*** Supplied records ***

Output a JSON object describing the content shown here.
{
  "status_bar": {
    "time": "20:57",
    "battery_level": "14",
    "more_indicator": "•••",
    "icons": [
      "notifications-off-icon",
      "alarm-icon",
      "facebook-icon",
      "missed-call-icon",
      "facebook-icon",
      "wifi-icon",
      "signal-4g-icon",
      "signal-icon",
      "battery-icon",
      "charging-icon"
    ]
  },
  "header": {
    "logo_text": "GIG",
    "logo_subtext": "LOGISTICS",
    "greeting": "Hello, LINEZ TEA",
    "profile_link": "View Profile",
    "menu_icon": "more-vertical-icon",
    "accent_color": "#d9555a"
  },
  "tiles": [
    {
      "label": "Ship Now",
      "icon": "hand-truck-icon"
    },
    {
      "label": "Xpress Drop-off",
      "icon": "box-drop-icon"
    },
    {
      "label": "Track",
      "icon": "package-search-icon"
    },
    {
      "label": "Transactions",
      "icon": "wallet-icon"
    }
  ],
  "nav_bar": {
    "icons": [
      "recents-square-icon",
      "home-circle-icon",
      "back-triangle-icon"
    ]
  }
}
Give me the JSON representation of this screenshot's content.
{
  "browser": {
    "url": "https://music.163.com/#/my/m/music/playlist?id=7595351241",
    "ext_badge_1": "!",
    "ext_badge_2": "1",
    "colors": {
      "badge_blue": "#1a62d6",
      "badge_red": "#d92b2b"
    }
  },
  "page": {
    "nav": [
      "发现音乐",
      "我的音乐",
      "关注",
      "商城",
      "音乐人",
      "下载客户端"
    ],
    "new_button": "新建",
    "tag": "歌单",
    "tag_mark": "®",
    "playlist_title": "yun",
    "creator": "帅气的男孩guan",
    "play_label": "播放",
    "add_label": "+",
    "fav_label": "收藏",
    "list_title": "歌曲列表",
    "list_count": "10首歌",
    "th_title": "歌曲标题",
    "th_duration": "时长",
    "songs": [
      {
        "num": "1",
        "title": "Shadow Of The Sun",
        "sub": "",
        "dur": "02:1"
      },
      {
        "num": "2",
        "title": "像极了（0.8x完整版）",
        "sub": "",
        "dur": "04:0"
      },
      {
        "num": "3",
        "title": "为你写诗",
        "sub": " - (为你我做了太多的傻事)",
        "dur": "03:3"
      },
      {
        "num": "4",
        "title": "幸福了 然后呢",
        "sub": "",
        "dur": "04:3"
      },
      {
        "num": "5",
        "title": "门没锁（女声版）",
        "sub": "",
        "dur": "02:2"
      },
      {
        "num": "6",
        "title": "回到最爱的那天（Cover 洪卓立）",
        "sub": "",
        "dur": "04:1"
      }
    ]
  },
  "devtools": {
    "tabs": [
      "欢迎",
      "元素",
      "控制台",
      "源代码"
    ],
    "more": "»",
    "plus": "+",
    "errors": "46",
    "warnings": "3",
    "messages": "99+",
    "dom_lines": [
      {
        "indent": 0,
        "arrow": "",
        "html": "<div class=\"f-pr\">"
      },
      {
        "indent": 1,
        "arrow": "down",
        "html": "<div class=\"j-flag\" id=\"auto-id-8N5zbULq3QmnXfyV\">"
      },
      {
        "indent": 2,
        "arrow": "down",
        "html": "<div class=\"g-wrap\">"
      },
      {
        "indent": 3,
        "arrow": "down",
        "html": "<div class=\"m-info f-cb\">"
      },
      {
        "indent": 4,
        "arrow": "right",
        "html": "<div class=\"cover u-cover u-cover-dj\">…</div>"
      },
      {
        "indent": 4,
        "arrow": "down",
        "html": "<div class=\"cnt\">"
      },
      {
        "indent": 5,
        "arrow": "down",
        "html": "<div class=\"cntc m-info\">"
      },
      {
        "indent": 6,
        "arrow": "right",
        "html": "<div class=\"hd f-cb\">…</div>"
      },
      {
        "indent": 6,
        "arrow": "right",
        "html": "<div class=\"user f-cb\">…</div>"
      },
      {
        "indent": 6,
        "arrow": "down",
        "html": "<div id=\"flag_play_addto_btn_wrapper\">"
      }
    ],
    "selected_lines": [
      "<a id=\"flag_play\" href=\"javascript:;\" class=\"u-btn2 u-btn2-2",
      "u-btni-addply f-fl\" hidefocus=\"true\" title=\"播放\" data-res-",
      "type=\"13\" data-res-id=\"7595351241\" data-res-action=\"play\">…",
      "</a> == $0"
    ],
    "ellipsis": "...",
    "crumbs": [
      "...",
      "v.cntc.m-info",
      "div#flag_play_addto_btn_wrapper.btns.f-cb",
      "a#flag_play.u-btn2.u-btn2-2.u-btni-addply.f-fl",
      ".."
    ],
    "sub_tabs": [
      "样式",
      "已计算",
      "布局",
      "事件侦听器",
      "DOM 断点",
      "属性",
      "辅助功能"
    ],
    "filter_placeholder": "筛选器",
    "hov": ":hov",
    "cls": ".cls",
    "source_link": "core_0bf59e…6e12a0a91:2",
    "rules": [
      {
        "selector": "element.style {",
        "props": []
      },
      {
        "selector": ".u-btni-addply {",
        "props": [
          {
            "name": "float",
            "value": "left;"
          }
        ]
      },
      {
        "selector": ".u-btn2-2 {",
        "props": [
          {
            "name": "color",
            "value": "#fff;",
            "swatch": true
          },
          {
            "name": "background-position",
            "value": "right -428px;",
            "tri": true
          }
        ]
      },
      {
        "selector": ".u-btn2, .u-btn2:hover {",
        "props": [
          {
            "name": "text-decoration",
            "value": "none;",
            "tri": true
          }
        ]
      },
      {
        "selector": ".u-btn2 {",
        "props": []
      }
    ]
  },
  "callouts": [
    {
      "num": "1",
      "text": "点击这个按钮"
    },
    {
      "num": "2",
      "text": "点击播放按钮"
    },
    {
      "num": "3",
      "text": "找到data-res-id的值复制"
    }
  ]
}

***

From the preceding material, extract every line exactly.

Output a JSON object describing the content shown here.
{
  "status_bar": {
    "time": "20:57",
    "battery_level": "14",
    "more_indicator": "•••",
    "icons": [
      "notifications-off-icon",
      "alarm-icon",
      "facebook-icon",
      "missed-call-icon",
      "facebook-icon",
      "wifi-icon",
      "signal-4g-icon",
      "signal-icon",
      "battery-icon",
      "charging-icon"
    ]
  },
  "header": {
    "logo_text": "GIG",
    "logo_subtext": "LOGISTICS",
    "greeting": "Hello, LINEZ TEA",
    "profile_link": "View Profile",
    "menu_icon": "more-vertical-icon",
    "accent_color": "#d9555a"
  },
  "tiles": [
    {
      "label": "Ship Now",
      "icon": "hand-truck-icon"
    },
    {
      "label": "Xpress Drop-off",
      "icon": "box-drop-icon"
    },
    {
      "label": "Track",
      "icon": "package-search-icon"
    },
    {
      "label": "Transactions",
      "icon": "wallet-icon"
    }
  ],
  "nav_bar": {
    "icons": [
      "recents-square-icon",
      "home-circle-icon",
      "back-triangle-icon"
    ]
  }
}
Give me the JSON representation of this screenshot's content.
{
  "browser": {
    "url": "https://music.163.com/#/my/m/music/playlist?id=7595351241",
    "ext_badge_1": "!",
    "ext_badge_2": "1",
    "colors": {
      "badge_blue": "#1a62d6",
      "badge_red": "#d92b2b"
    }
  },
  "page": {
    "nav": [
      "发现音乐",
      "我的音乐",
      "关注",
      "商城",
      "音乐人",
      "下载客户端"
    ],
    "new_button": "新建",
    "tag": "歌单",
    "tag_mark": "®",
    "playlist_title": "yun",
    "creator": "帅气的男孩guan",
    "play_label": "播放",
    "add_label": "+",
    "fav_label": "收藏",
    "list_title": "歌曲列表",
    "list_count": "10首歌",
    "th_title": "歌曲标题",
    "th_duration": "时长",
    "songs": [
      {
        "num": "1",
        "title": "Shadow Of The Sun",
        "sub": "",
        "dur": "02:1"
      },
      {
        "num": "2",
        "title": "像极了（0.8x完整版）",
        "sub": "",
        "dur": "04:0"
      },
      {
        "num": "3",
        "title": "为你写诗",
        "sub": " - (为你我做了太多的傻事)",
        "dur": "03:3"
      },
      {
        "num": "4",
        "title": "幸福了 然后呢",
        "sub": "",
        "dur": "04:3"
      },
      {
        "num": "5",
        "title": "门没锁（女声版）",
        "sub": "",
        "dur": "02:2"
      },
      {
        "num": "6",
        "title": "回到最爱的那天（Cover 洪卓立）",
        "sub": "",
        "dur": "04:1"
      }
    ]
  },
  "devtools": {
    "tabs": [
      "欢迎",
      "元素",
      "控制台",
      "源代码"
    ],
    "more": "»",
    "plus": "+",
    "errors": "46",
    "warnings": "3",
    "messages": "99+",
    "dom_lines": [
      {
        "indent": 0,
        "arrow": "",
        "html": "<div class=\"f-pr\">"
      },
      {
        "indent": 1,
        "arrow": "down",
        "html": "<div class=\"j-flag\" id=\"auto-id-8N5zbULq3QmnXfyV\">"
      },
      {
        "indent": 2,
        "arrow": "down",
        "html": "<div class=\"g-wrap\">"
      },
      {
        "indent": 3,
        "arrow": "down",
        "html": "<div class=\"m-info f-cb\">"
      },
      {
        "indent": 4,
        "arrow": "right",
        "html": "<div class=\"cover u-cover u-cover-dj\">…</div>"
      },
      {
        "indent": 4,
        "arrow": "down",
        "html": "<div class=\"cnt\">"
      },
      {
        "indent": 5,
        "arrow": "down",
        "html": "<div class=\"cntc m-info\">"
      },
      {
        "indent": 6,
        "arrow": "right",
        "html": "<div class=\"hd f-cb\">…</div>"
      },
      {
        "indent": 6,
        "arrow": "right",
        "html": "<div class=\"user f-cb\">…</div>"
      },
      {
        "indent": 6,
        "arrow": "down",
        "html": "<div id=\"flag_play_addto_btn_wrapper\">"
      }
    ],
    "selected_lines": [
      "<a id=\"flag_play\" href=\"javascript:;\" class=\"u-btn2 u-btn2-2",
      "u-btni-addply f-fl\" hidefocus=\"true\" title=\"播放\" data-res-",
      "type=\"13\" data-res-id=\"7595351241\" data-res-action=\"play\">…",
      "</a> == $0"
    ],
    "ellipsis": "...",
    "crumbs": [
      "...",
      "v.cntc.m-info",
      "div#flag_play_addto_btn_wrapper.btns.f-cb",
      "a#flag_play.u-btn2.u-btn2-2.u-btni-addply.f-fl",
      ".."
    ],
    "sub_tabs": [
      "样式",
      "已计算",
      "布局",
      "事件侦听器",
      "DOM 断点",
      "属性",
      "辅助功能"
    ],
    "filter_placeholder": "筛选器",
    "hov": ":hov",
    "cls": ".cls",
    "source_link": "core_0bf59e…6e12a0a91:2",
    "rules": [
      {
        "selector": "element.style {",
        "props": []
      },
      {
        "selector": ".u-btni-addply {",
        "props": [
          {
            "name": "float",
            "value": "left;"
          }
        ]
      },
      {
        "selector": ".u-btn2-2 {",
        "props": [
          {
            "name": "color",
            "value": "#fff;",
            "swatch": true
          },
          {
            "name": "background-position",
            "value": "right -428px;",
            "tri": true
          }
        ]
      },
      {
        "selector": ".u-btn2, .u-btn2:hover {",
        "props": [
          {
            "name": "text-decoration",
            "value": "none;",
            "tri": true
          }
        ]
      },
      {
        "selector": ".u-btn2 {",
        "props": []
      }
    ]
  },
  "callouts": [
    {
      "num": "1",
      "text": "点击这个按钮"
    },
    {
      "num": "2",
      "text": "点击播放按钮"
    },
    {
      "num": "3",
      "text": "找到data-res-id的值复制"
    }
  ]
}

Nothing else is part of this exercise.